--- START DATA PROVIDED ---

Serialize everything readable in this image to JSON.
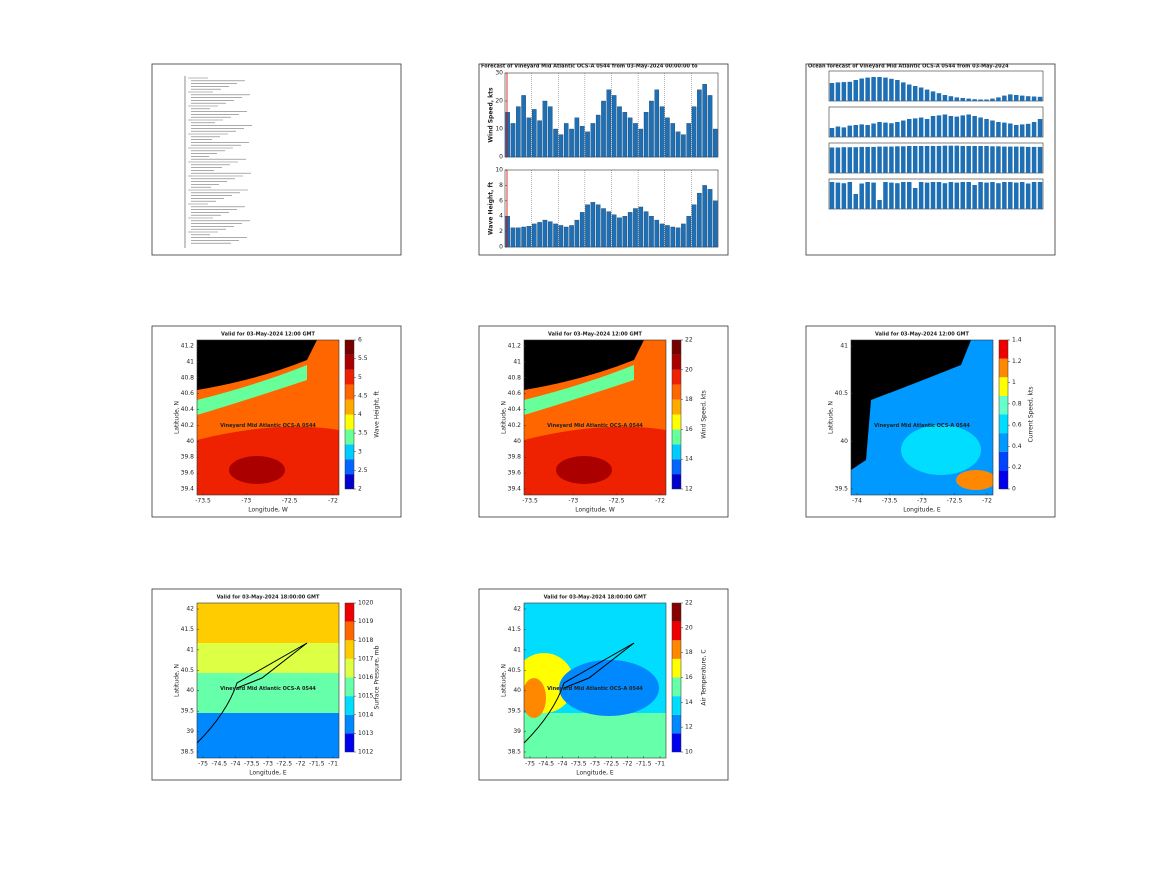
{
  "timeseries": {
    "title": "Forecast of Vineyard Mid Atlantic OCS-A 0544 from 03-May-2024 00:00:00 to",
    "wind": {
      "ylabel": "Wind Speed, kts",
      "ylim": [
        0,
        30
      ],
      "yticks": [
        0,
        10,
        20,
        30
      ],
      "color": "#1f6fb4",
      "values": [
        16,
        12,
        18,
        22,
        14,
        17,
        13,
        20,
        18,
        10,
        8,
        12,
        10,
        14,
        11,
        9,
        12,
        15,
        20,
        24,
        22,
        18,
        16,
        14,
        12,
        10,
        16,
        20,
        24,
        18,
        14,
        12,
        9,
        8,
        12,
        18,
        24,
        26,
        22,
        10
      ]
    },
    "wave": {
      "ylabel": "Wave Height, ft",
      "ylim": [
        0,
        10
      ],
      "yticks": [
        0,
        2,
        4,
        6,
        8,
        10
      ],
      "color": "#1f6fb4",
      "values": [
        4,
        2.5,
        2.5,
        2.6,
        2.7,
        3,
        3.2,
        3.5,
        3.3,
        3,
        2.8,
        2.6,
        2.8,
        3.5,
        4.5,
        5.5,
        5.8,
        5.5,
        5,
        4.6,
        4.2,
        3.8,
        4,
        4.5,
        5,
        5.2,
        4.6,
        4,
        3.5,
        3,
        2.8,
        2.6,
        2.5,
        3,
        4,
        5.5,
        7,
        8,
        7.5,
        6
      ]
    }
  },
  "ocean_series": {
    "title": "Ocean forecast of Vineyard Mid Atlantic OCS-A 0544 from 03-May-2024",
    "color": "#1f6fb4",
    "ylim": [
      0,
      1
    ],
    "rows": [
      [
        0.6,
        0.62,
        0.63,
        0.64,
        0.7,
        0.75,
        0.78,
        0.8,
        0.8,
        0.78,
        0.74,
        0.7,
        0.62,
        0.55,
        0.5,
        0.45,
        0.38,
        0.32,
        0.26,
        0.2,
        0.16,
        0.12,
        0.1,
        0.08,
        0.06,
        0.05,
        0.05,
        0.08,
        0.12,
        0.18,
        0.22,
        0.2,
        0.18,
        0.16,
        0.15,
        0.14
      ],
      [
        0.3,
        0.35,
        0.32,
        0.38,
        0.4,
        0.42,
        0.4,
        0.45,
        0.5,
        0.48,
        0.46,
        0.5,
        0.55,
        0.6,
        0.62,
        0.65,
        0.6,
        0.7,
        0.72,
        0.75,
        0.7,
        0.68,
        0.72,
        0.75,
        0.7,
        0.65,
        0.6,
        0.55,
        0.5,
        0.48,
        0.45,
        0.4,
        0.42,
        0.44,
        0.5,
        0.6
      ],
      [
        0.85,
        0.85,
        0.86,
        0.86,
        0.86,
        0.87,
        0.87,
        0.87,
        0.88,
        0.88,
        0.88,
        0.89,
        0.89,
        0.9,
        0.9,
        0.9,
        0.9,
        0.9,
        0.9,
        0.91,
        0.91,
        0.91,
        0.9,
        0.9,
        0.9,
        0.9,
        0.9,
        0.89,
        0.89,
        0.88,
        0.88,
        0.88,
        0.88,
        0.87,
        0.87,
        0.87
      ],
      [
        0.9,
        0.88,
        0.86,
        0.9,
        0.5,
        0.85,
        0.9,
        0.88,
        0.3,
        0.9,
        0.88,
        0.86,
        0.9,
        0.9,
        0.7,
        0.9,
        0.88,
        0.9,
        0.9,
        0.86,
        0.9,
        0.88,
        0.9,
        0.9,
        0.8,
        0.9,
        0.88,
        0.9,
        0.86,
        0.9,
        0.9,
        0.88,
        0.9,
        0.85,
        0.9,
        0.9
      ]
    ]
  },
  "maps": [
    {
      "title": "Valid for 03-May-2024 12:00 GMT",
      "site": "Vineyard Mid Atlantic OCS-A 0544",
      "xlabel": "Longitude, W",
      "ylabel": "Latitude, N",
      "colorbar_label": "Wave Height, ft",
      "xticks": [
        -73.5,
        -73,
        -72.5,
        -72
      ],
      "yticks": [
        41.2,
        41,
        40.8,
        40.6,
        40.4,
        40.2,
        40,
        39.8,
        39.6,
        39.4
      ],
      "cbar_ticks": [
        2,
        2.5,
        3,
        3.5,
        4,
        4.5,
        5,
        5.5,
        6
      ],
      "colors": [
        "#0000cc",
        "#0066ff",
        "#00ccff",
        "#66ff99",
        "#ffff00",
        "#ffaa00",
        "#ff6600",
        "#ee2200",
        "#aa0000",
        "#770000"
      ]
    },
    {
      "title": "Valid for 03-May-2024 12:00 GMT",
      "site": "Vineyard Mid Atlantic OCS-A 0544",
      "xlabel": "Longitude, W",
      "ylabel": "Latitude, N",
      "colorbar_label": "Wind Speed, kts",
      "xticks": [
        -73.5,
        -73,
        -72.5,
        -72
      ],
      "yticks": [
        41.2,
        41,
        40.8,
        40.6,
        40.4,
        40.2,
        40,
        39.8,
        39.6,
        39.4
      ],
      "cbar_ticks": [
        12,
        14,
        16,
        18,
        20,
        22
      ],
      "colors": [
        "#0000cc",
        "#0066ff",
        "#00ccff",
        "#66ff99",
        "#ffff00",
        "#ffaa00",
        "#ff6600",
        "#ee2200",
        "#aa0000",
        "#770000"
      ]
    },
    {
      "title": "Valid for 03-May-2024 12:00 GMT",
      "site": "Vineyard Mid Atlantic OCS-A 0544",
      "xlabel": "Longitude, E",
      "ylabel": "Latitude, N",
      "colorbar_label": "Current Speed, kts",
      "xticks": [
        -74,
        -73.5,
        -73,
        -72.5,
        -72
      ],
      "yticks": [
        41,
        40.5,
        40,
        39.5
      ],
      "cbar_ticks": [
        0,
        0.2,
        0.4,
        0.6,
        0.8,
        1,
        1.2,
        1.4
      ],
      "colors": [
        "#0000ee",
        "#0044ff",
        "#0099ff",
        "#00ddff",
        "#66ffcc",
        "#ffff00",
        "#ff8800",
        "#ee0000"
      ]
    },
    {
      "title": "Valid for 03-May-2024 18:00:00 GMT",
      "site": "Vineyard Mid Atlantic OCS-A 0544",
      "xlabel": "Longitude, E",
      "ylabel": "Latitude, N",
      "colorbar_label": "Surface Pressure, mb",
      "xticks": [
        -75,
        -74.5,
        -74,
        -73.5,
        -73,
        -72.5,
        -72,
        -71.5,
        -71
      ],
      "yticks": [
        42,
        41.5,
        41,
        40.5,
        40,
        39.5,
        39,
        38.5
      ],
      "cbar_ticks": [
        1012,
        1013,
        1014,
        1015,
        1016,
        1017,
        1018,
        1019,
        1020
      ],
      "colors": [
        "#0000ee",
        "#0088ff",
        "#00ddff",
        "#66ffaa",
        "#ddff44",
        "#ffcc00",
        "#ff6600",
        "#ee0000"
      ]
    },
    {
      "title": "Valid for 03-May-2024 18:00:00 GMT",
      "site": "Vineyard Mid Atlantic OCS-A 0544",
      "xlabel": "Longitude, E",
      "ylabel": "Latitude, N",
      "colorbar_label": "Air Temperature, C",
      "xticks": [
        -75,
        -74.5,
        -74,
        -73.5,
        -73,
        -72.5,
        -72,
        -71.5,
        -71
      ],
      "yticks": [
        42,
        41.5,
        41,
        40.5,
        40,
        39.5,
        39,
        38.5
      ],
      "cbar_ticks": [
        10,
        12,
        14,
        16,
        18,
        20,
        22
      ],
      "colors": [
        "#0000ee",
        "#0088ff",
        "#00ddff",
        "#66ffaa",
        "#ffff00",
        "#ff8800",
        "#ee0000",
        "#880000"
      ]
    }
  ]
}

--- END DATA PROVIDED ---

INSTRUCTIONS FOR THE TASK:
Quote all of the entries word for word, omitting any pictures.

SOLUTION TO THE PROBLEM:
Serialize everything readable in this image to JSON.
{
  "timeseries": {
    "title": "Forecast of Vineyard Mid Atlantic OCS-A 0544 from 03-May-2024 00:00:00 to",
    "wind": {
      "ylabel": "Wind Speed, kts",
      "ylim": [
        0,
        30
      ],
      "yticks": [
        0,
        10,
        20,
        30
      ],
      "color": "#1f6fb4",
      "values": [
        16,
        12,
        18,
        22,
        14,
        17,
        13,
        20,
        18,
        10,
        8,
        12,
        10,
        14,
        11,
        9,
        12,
        15,
        20,
        24,
        22,
        18,
        16,
        14,
        12,
        10,
        16,
        20,
        24,
        18,
        14,
        12,
        9,
        8,
        12,
        18,
        24,
        26,
        22,
        10
      ]
    },
    "wave": {
      "ylabel": "Wave Height, ft",
      "ylim": [
        0,
        10
      ],
      "yticks": [
        0,
        2,
        4,
        6,
        8,
        10
      ],
      "color": "#1f6fb4",
      "values": [
        4,
        2.5,
        2.5,
        2.6,
        2.7,
        3,
        3.2,
        3.5,
        3.3,
        3,
        2.8,
        2.6,
        2.8,
        3.5,
        4.5,
        5.5,
        5.8,
        5.5,
        5,
        4.6,
        4.2,
        3.8,
        4,
        4.5,
        5,
        5.2,
        4.6,
        4,
        3.5,
        3,
        2.8,
        2.6,
        2.5,
        3,
        4,
        5.5,
        7,
        8,
        7.5,
        6
      ]
    }
  },
  "ocean_series": {
    "title": "Ocean forecast of Vineyard Mid Atlantic OCS-A 0544 from 03-May-2024",
    "color": "#1f6fb4",
    "ylim": [
      0,
      1
    ],
    "rows": [
      [
        0.6,
        0.62,
        0.63,
        0.64,
        0.7,
        0.75,
        0.78,
        0.8,
        0.8,
        0.78,
        0.74,
        0.7,
        0.62,
        0.55,
        0.5,
        0.45,
        0.38,
        0.32,
        0.26,
        0.2,
        0.16,
        0.12,
        0.1,
        0.08,
        0.06,
        0.05,
        0.05,
        0.08,
        0.12,
        0.18,
        0.22,
        0.2,
        0.18,
        0.16,
        0.15,
        0.14
      ],
      [
        0.3,
        0.35,
        0.32,
        0.38,
        0.4,
        0.42,
        0.4,
        0.45,
        0.5,
        0.48,
        0.46,
        0.5,
        0.55,
        0.6,
        0.62,
        0.65,
        0.6,
        0.7,
        0.72,
        0.75,
        0.7,
        0.68,
        0.72,
        0.75,
        0.7,
        0.65,
        0.6,
        0.55,
        0.5,
        0.48,
        0.45,
        0.4,
        0.42,
        0.44,
        0.5,
        0.6
      ],
      [
        0.85,
        0.85,
        0.86,
        0.86,
        0.86,
        0.87,
        0.87,
        0.87,
        0.88,
        0.88,
        0.88,
        0.89,
        0.89,
        0.9,
        0.9,
        0.9,
        0.9,
        0.9,
        0.9,
        0.91,
        0.91,
        0.91,
        0.9,
        0.9,
        0.9,
        0.9,
        0.9,
        0.89,
        0.89,
        0.88,
        0.88,
        0.88,
        0.88,
        0.87,
        0.87,
        0.87
      ],
      [
        0.9,
        0.88,
        0.86,
        0.9,
        0.5,
        0.85,
        0.9,
        0.88,
        0.3,
        0.9,
        0.88,
        0.86,
        0.9,
        0.9,
        0.7,
        0.9,
        0.88,
        0.9,
        0.9,
        0.86,
        0.9,
        0.88,
        0.9,
        0.9,
        0.8,
        0.9,
        0.88,
        0.9,
        0.86,
        0.9,
        0.9,
        0.88,
        0.9,
        0.85,
        0.9,
        0.9
      ]
    ]
  },
  "maps": [
    {
      "title": "Valid for 03-May-2024 12:00 GMT",
      "site": "Vineyard Mid Atlantic OCS-A 0544",
      "xlabel": "Longitude, W",
      "ylabel": "Latitude, N",
      "colorbar_label": "Wave Height, ft",
      "xticks": [
        -73.5,
        -73,
        -72.5,
        -72
      ],
      "yticks": [
        41.2,
        41,
        40.8,
        40.6,
        40.4,
        40.2,
        40,
        39.8,
        39.6,
        39.4
      ],
      "cbar_ticks": [
        2,
        2.5,
        3,
        3.5,
        4,
        4.5,
        5,
        5.5,
        6
      ],
      "colors": [
        "#0000cc",
        "#0066ff",
        "#00ccff",
        "#66ff99",
        "#ffff00",
        "#ffaa00",
        "#ff6600",
        "#ee2200",
        "#aa0000",
        "#770000"
      ]
    },
    {
      "title": "Valid for 03-May-2024 12:00 GMT",
      "site": "Vineyard Mid Atlantic OCS-A 0544",
      "xlabel": "Longitude, W",
      "ylabel": "Latitude, N",
      "colorbar_label": "Wind Speed, kts",
      "xticks": [
        -73.5,
        -73,
        -72.5,
        -72
      ],
      "yticks": [
        41.2,
        41,
        40.8,
        40.6,
        40.4,
        40.2,
        40,
        39.8,
        39.6,
        39.4
      ],
      "cbar_ticks": [
        12,
        14,
        16,
        18,
        20,
        22
      ],
      "colors": [
        "#0000cc",
        "#0066ff",
        "#00ccff",
        "#66ff99",
        "#ffff00",
        "#ffaa00",
        "#ff6600",
        "#ee2200",
        "#aa0000",
        "#770000"
      ]
    },
    {
      "title": "Valid for 03-May-2024 12:00 GMT",
      "site": "Vineyard Mid Atlantic OCS-A 0544",
      "xlabel": "Longitude, E",
      "ylabel": "Latitude, N",
      "colorbar_label": "Current Speed, kts",
      "xticks": [
        -74,
        -73.5,
        -73,
        -72.5,
        -72
      ],
      "yticks": [
        41,
        40.5,
        40,
        39.5
      ],
      "cbar_ticks": [
        0,
        0.2,
        0.4,
        0.6,
        0.8,
        1,
        1.2,
        1.4
      ],
      "colors": [
        "#0000ee",
        "#0044ff",
        "#0099ff",
        "#00ddff",
        "#66ffcc",
        "#ffff00",
        "#ff8800",
        "#ee0000"
      ]
    },
    {
      "title": "Valid for 03-May-2024 18:00:00 GMT",
      "site": "Vineyard Mid Atlantic OCS-A 0544",
      "xlabel": "Longitude, E",
      "ylabel": "Latitude, N",
      "colorbar_label": "Surface Pressure, mb",
      "xticks": [
        -75,
        -74.5,
        -74,
        -73.5,
        -73,
        -72.5,
        -72,
        -71.5,
        -71
      ],
      "yticks": [
        42,
        41.5,
        41,
        40.5,
        40,
        39.5,
        39,
        38.5
      ],
      "cbar_ticks": [
        1012,
        1013,
        1014,
        1015,
        1016,
        1017,
        1018,
        1019,
        1020
      ],
      "colors": [
        "#0000ee",
        "#0088ff",
        "#00ddff",
        "#66ffaa",
        "#ddff44",
        "#ffcc00",
        "#ff6600",
        "#ee0000"
      ]
    },
    {
      "title": "Valid for 03-May-2024 18:00:00 GMT",
      "site": "Vineyard Mid Atlantic OCS-A 0544",
      "xlabel": "Longitude, E",
      "ylabel": "Latitude, N",
      "colorbar_label": "Air Temperature, C",
      "xticks": [
        -75,
        -74.5,
        -74,
        -73.5,
        -73,
        -72.5,
        -72,
        -71.5,
        -71
      ],
      "yticks": [
        42,
        41.5,
        41,
        40.5,
        40,
        39.5,
        39,
        38.5
      ],
      "cbar_ticks": [
        10,
        12,
        14,
        16,
        18,
        20,
        22
      ],
      "colors": [
        "#0000ee",
        "#0088ff",
        "#00ddff",
        "#66ffaa",
        "#ffff00",
        "#ff8800",
        "#ee0000",
        "#880000"
      ]
    }
  ]
}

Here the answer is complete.